▸ Challenge:
Scan the data below for the string "Efficiency". Copy every line where it appears.

▸ Stored records:
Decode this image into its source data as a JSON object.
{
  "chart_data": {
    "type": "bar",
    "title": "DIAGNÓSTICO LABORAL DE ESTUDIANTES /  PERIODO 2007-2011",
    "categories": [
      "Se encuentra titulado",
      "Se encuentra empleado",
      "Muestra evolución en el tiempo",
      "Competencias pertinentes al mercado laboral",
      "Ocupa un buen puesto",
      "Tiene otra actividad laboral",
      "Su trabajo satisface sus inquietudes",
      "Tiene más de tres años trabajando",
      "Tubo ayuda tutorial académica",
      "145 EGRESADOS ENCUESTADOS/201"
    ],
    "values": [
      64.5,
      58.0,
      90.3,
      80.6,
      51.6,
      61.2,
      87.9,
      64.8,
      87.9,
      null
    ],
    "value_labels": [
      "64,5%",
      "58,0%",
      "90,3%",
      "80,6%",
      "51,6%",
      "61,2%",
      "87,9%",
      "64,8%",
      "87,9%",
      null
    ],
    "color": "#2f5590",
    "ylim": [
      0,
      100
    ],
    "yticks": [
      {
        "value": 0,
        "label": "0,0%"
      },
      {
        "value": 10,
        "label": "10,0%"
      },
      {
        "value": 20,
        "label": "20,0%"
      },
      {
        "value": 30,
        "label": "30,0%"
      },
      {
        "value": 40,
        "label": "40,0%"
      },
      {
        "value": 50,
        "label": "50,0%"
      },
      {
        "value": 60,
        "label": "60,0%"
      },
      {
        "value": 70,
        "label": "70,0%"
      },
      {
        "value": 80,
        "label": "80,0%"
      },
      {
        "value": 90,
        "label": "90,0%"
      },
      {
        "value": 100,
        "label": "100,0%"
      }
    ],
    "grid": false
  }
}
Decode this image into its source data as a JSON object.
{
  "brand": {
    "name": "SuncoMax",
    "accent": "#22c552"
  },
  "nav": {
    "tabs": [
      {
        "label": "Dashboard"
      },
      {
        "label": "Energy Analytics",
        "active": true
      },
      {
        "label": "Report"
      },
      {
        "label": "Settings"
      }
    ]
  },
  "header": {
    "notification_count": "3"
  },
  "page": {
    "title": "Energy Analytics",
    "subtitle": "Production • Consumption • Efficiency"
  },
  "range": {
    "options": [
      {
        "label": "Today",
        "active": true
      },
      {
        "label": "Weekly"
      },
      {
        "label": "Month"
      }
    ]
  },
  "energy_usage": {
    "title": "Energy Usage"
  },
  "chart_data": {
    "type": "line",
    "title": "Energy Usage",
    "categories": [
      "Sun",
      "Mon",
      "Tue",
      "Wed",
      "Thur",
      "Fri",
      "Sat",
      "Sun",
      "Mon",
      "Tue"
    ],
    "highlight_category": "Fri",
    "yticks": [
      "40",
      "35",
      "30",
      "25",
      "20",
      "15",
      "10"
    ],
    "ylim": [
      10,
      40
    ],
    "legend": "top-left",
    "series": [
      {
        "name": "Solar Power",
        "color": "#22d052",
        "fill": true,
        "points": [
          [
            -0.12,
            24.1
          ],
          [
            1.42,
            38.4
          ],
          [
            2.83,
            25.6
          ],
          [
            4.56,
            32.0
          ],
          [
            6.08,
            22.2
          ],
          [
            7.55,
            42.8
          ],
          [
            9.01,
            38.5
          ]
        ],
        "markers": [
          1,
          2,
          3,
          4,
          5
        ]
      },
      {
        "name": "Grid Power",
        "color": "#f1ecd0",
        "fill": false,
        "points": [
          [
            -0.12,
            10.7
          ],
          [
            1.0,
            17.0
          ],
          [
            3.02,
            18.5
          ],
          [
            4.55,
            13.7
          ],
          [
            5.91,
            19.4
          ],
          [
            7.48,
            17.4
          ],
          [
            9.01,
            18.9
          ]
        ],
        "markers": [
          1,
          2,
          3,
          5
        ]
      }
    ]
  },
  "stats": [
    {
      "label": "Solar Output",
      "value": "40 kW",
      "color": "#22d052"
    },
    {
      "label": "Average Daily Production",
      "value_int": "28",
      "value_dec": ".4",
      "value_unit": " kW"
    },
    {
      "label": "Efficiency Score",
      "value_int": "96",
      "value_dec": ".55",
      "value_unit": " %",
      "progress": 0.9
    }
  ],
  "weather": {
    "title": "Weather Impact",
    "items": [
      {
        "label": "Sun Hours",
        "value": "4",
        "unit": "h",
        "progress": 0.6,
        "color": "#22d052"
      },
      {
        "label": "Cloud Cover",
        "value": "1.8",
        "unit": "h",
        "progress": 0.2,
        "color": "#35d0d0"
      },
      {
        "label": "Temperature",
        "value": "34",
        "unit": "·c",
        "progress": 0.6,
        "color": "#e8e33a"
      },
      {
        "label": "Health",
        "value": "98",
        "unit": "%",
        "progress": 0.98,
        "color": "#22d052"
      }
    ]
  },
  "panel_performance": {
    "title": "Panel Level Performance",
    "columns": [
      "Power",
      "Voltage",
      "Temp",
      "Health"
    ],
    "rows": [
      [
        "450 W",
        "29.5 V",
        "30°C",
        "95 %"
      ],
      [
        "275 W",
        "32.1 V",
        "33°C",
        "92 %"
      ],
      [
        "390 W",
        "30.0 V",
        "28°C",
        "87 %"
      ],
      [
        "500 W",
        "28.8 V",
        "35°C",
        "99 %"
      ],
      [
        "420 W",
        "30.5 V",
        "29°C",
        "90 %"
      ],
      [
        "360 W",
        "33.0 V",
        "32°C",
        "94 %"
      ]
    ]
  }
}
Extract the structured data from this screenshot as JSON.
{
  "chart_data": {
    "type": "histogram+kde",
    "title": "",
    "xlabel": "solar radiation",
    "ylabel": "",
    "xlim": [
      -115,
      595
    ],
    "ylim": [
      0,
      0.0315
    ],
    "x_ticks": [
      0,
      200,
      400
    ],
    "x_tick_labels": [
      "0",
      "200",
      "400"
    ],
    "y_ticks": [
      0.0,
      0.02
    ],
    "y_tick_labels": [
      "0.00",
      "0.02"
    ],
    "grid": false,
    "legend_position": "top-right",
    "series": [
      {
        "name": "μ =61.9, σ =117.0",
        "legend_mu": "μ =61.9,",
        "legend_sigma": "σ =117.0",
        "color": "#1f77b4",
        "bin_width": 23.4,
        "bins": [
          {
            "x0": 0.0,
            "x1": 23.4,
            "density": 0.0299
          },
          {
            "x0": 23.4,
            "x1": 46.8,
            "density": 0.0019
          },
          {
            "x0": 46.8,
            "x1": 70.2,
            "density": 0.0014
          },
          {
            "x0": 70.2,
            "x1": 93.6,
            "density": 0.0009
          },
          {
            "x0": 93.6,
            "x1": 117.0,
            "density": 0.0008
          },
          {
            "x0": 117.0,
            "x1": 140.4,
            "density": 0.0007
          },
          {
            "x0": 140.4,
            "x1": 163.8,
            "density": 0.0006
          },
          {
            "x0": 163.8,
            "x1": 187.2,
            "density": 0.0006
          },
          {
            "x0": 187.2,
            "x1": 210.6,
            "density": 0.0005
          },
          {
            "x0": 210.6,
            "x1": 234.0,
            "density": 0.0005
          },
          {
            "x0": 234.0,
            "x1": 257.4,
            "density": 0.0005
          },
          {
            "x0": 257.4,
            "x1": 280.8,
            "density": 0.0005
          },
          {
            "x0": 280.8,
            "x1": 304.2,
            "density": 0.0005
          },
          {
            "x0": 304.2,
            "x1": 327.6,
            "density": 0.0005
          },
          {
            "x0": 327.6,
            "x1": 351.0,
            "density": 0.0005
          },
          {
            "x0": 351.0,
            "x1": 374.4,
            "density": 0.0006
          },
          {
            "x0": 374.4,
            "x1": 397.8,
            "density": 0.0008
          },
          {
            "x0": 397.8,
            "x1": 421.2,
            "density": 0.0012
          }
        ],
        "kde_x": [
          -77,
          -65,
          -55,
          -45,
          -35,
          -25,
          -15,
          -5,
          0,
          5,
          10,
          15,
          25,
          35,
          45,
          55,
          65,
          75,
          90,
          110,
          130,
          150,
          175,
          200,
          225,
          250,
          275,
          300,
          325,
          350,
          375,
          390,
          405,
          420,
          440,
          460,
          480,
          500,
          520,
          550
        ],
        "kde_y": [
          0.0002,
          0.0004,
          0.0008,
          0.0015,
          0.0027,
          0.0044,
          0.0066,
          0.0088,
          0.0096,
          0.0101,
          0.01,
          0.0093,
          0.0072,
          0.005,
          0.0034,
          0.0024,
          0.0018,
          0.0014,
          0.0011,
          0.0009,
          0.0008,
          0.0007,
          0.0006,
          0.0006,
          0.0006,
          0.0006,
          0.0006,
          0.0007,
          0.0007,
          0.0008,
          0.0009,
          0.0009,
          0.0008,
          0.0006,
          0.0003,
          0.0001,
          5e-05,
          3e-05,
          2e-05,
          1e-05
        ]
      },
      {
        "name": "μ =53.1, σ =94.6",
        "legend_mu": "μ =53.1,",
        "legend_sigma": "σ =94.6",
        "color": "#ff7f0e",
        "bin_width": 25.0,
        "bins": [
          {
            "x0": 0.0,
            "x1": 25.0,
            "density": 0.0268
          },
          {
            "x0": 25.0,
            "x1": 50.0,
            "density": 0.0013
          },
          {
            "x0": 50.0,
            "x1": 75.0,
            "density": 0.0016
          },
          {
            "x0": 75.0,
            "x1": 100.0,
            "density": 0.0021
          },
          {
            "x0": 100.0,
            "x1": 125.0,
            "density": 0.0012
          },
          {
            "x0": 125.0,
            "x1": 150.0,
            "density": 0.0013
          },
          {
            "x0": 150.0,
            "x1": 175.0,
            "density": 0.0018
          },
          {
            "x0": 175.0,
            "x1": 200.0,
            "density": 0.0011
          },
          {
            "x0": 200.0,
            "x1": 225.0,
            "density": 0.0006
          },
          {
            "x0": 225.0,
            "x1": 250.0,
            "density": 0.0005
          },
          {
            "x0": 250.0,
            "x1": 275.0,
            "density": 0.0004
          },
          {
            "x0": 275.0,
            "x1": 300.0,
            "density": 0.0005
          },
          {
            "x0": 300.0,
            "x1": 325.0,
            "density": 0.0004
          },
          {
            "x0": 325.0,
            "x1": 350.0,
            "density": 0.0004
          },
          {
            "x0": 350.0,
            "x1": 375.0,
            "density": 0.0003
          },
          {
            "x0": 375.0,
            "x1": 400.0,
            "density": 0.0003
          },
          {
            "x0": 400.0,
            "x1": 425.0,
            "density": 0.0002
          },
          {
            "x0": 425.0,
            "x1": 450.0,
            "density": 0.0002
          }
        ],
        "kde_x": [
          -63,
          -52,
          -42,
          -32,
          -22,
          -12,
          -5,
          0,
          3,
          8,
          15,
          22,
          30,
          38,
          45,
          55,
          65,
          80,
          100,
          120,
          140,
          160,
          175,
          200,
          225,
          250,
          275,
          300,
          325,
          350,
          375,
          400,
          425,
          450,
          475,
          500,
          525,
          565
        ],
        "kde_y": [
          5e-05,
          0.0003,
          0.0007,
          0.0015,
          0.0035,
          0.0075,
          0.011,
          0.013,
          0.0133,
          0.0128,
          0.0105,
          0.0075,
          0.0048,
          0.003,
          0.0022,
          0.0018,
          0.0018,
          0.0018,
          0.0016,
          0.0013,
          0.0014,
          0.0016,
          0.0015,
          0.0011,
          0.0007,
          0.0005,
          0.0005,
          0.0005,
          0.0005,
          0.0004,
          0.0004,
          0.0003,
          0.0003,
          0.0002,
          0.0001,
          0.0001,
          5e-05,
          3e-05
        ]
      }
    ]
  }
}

▸ The completed task:
    "subtitle": "Production • Consumption • Efficiency"
      "label": "Efficiency Score",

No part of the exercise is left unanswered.